Start Supplied entries

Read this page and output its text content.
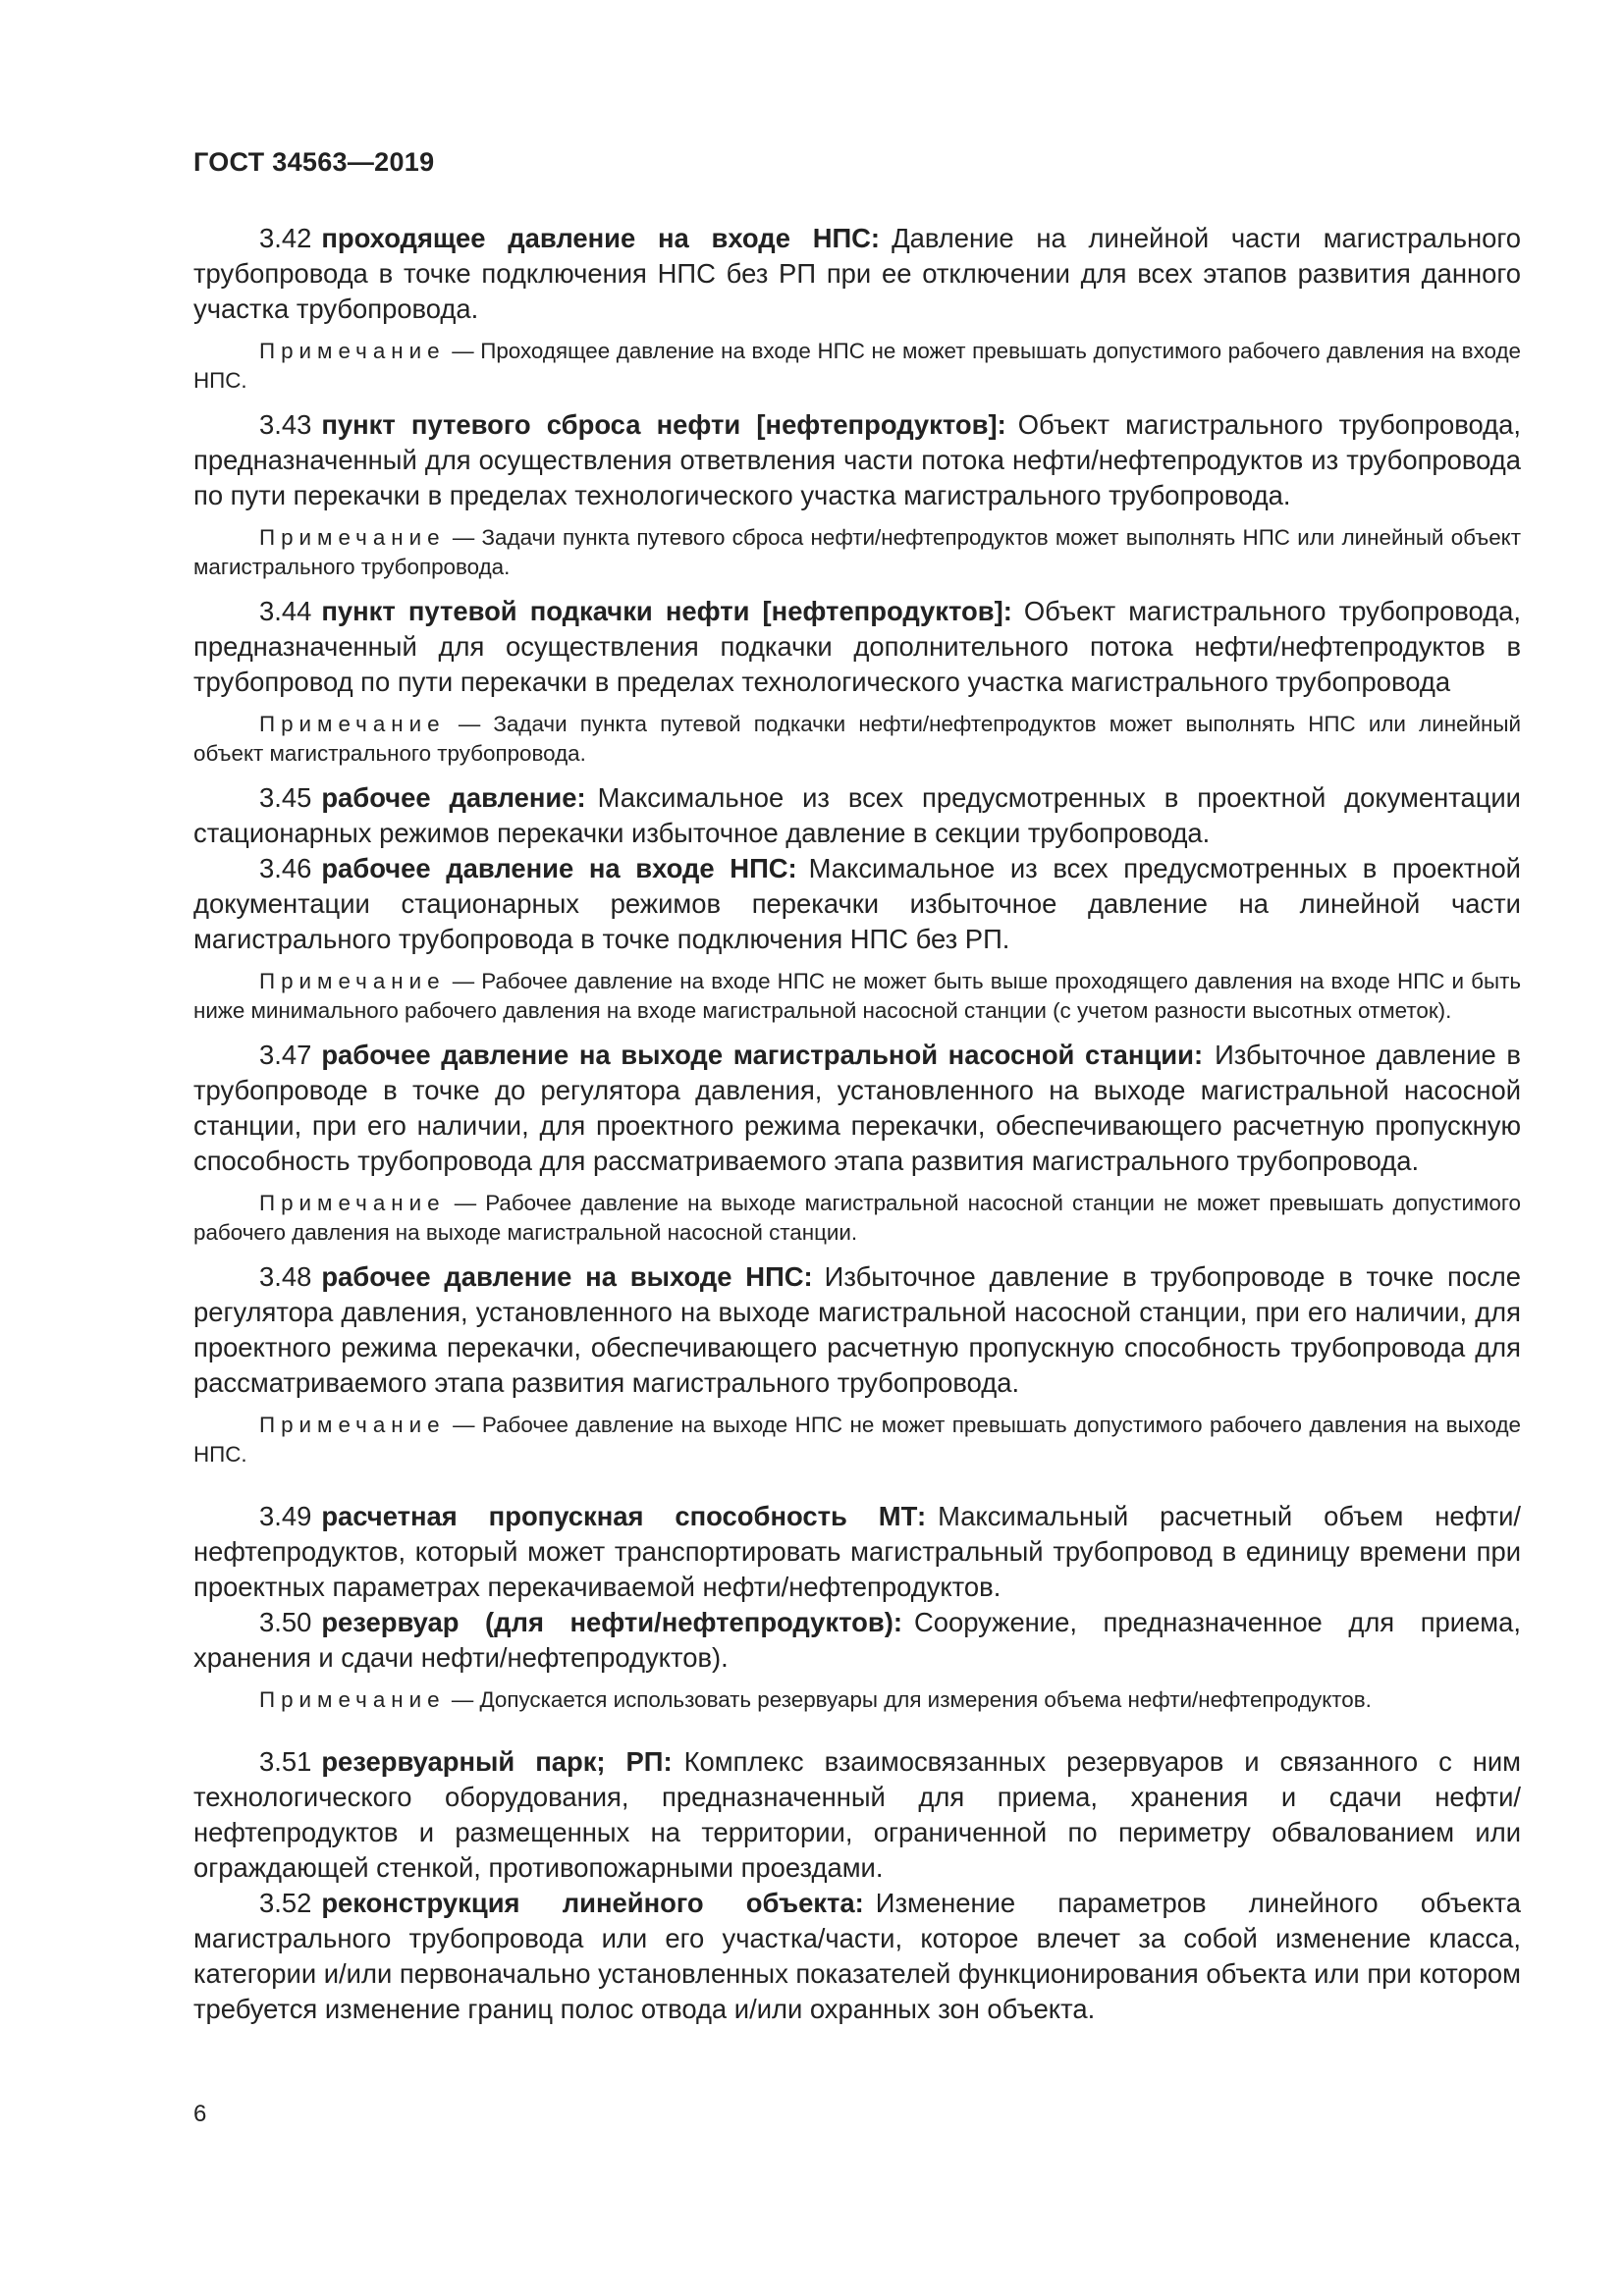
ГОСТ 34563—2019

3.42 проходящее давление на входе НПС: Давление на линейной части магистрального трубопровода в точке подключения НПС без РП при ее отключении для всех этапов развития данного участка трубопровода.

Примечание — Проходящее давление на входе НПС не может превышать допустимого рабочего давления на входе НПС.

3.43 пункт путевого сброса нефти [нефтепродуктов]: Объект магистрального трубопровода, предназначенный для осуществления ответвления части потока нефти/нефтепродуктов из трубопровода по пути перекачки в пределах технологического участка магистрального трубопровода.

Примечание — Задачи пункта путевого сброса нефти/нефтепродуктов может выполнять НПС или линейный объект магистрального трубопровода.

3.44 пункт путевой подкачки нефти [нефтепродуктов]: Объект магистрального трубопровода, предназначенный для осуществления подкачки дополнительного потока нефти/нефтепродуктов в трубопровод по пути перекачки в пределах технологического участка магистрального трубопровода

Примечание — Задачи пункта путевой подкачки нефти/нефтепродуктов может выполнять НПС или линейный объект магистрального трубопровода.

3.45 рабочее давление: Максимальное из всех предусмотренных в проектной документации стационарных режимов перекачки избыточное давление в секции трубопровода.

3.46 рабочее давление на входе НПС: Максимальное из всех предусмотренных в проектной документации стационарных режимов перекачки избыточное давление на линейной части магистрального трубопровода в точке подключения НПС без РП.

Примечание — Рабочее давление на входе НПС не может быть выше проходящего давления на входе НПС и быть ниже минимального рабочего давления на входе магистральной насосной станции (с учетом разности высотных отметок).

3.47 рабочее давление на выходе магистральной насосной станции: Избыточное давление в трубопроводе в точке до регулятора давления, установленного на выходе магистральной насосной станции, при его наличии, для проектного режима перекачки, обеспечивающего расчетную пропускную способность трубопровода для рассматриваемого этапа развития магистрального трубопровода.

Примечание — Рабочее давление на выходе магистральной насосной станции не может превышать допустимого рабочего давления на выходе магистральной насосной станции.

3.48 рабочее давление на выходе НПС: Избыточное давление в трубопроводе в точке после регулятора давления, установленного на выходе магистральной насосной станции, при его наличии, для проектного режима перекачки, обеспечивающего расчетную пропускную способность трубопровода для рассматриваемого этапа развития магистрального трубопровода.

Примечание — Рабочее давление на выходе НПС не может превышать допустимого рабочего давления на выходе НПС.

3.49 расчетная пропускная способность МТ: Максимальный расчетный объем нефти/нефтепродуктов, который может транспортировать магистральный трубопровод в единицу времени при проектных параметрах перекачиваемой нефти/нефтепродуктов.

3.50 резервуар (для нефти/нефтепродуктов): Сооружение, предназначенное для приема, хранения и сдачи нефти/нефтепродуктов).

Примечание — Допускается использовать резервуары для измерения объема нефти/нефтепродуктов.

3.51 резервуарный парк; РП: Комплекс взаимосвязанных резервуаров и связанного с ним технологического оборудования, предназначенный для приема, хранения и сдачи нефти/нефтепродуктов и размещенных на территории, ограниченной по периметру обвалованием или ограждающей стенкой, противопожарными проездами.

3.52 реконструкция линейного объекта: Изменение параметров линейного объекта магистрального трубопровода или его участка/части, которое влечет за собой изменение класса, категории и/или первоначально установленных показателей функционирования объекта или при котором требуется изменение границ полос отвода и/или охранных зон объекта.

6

End Supplied entries
Start Supplied entries

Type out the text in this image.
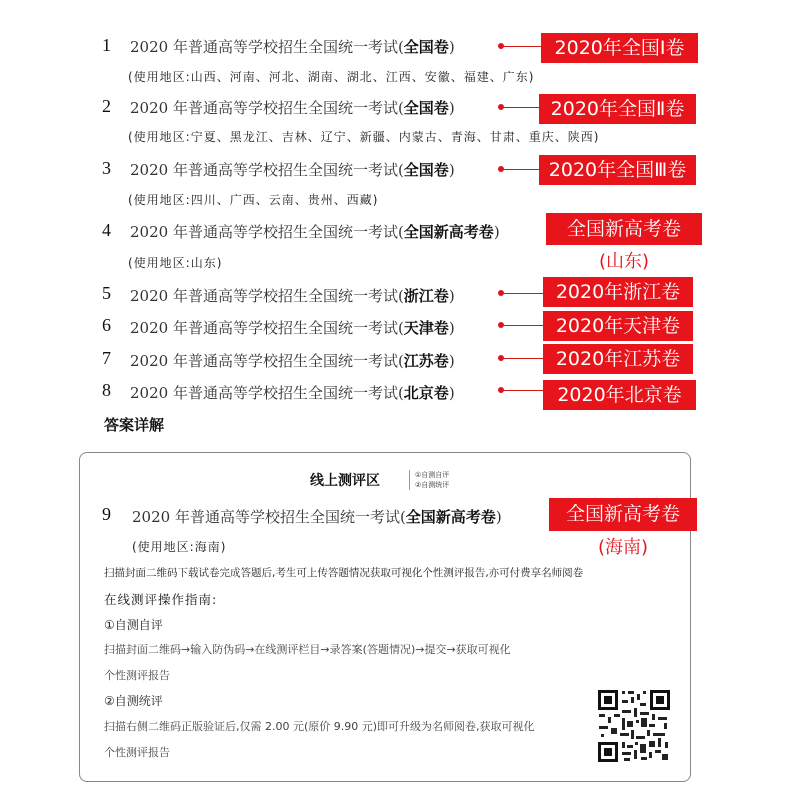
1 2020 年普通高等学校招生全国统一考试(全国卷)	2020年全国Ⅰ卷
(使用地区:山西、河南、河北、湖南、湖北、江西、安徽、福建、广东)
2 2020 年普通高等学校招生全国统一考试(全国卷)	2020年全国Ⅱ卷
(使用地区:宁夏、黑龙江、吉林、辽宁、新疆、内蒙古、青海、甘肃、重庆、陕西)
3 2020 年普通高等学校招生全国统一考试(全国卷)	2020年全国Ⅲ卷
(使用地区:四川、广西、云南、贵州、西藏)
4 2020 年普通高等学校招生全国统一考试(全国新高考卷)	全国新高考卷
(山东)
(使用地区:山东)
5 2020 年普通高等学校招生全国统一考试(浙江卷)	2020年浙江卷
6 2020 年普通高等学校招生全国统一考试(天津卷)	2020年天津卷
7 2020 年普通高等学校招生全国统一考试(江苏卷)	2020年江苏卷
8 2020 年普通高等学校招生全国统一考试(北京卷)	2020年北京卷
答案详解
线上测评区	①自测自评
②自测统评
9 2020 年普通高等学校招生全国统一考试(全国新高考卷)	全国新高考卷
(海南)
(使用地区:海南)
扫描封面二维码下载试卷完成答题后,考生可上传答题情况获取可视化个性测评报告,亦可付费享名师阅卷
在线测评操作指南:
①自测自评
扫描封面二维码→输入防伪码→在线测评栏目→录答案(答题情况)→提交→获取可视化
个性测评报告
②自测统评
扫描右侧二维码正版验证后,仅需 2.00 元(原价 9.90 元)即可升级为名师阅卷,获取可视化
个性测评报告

End Supplied entries

To do.
Copy every line in the listing above where the string "сброса" turns up.

In response.
3.43 пункт путевого сброса нефти [нефтепродуктов]: Объект магистрального трубопровода, предназначенный для осуществления ответвления части потока нефти/нефтепродуктов из трубопровода по пути перекачки в пределах технологического участка магистрального трубопровода.
Примечание — Задачи пункта путевого сброса нефти/нефтепродуктов может выполнять НПС или линейный объект магистрального трубопровода.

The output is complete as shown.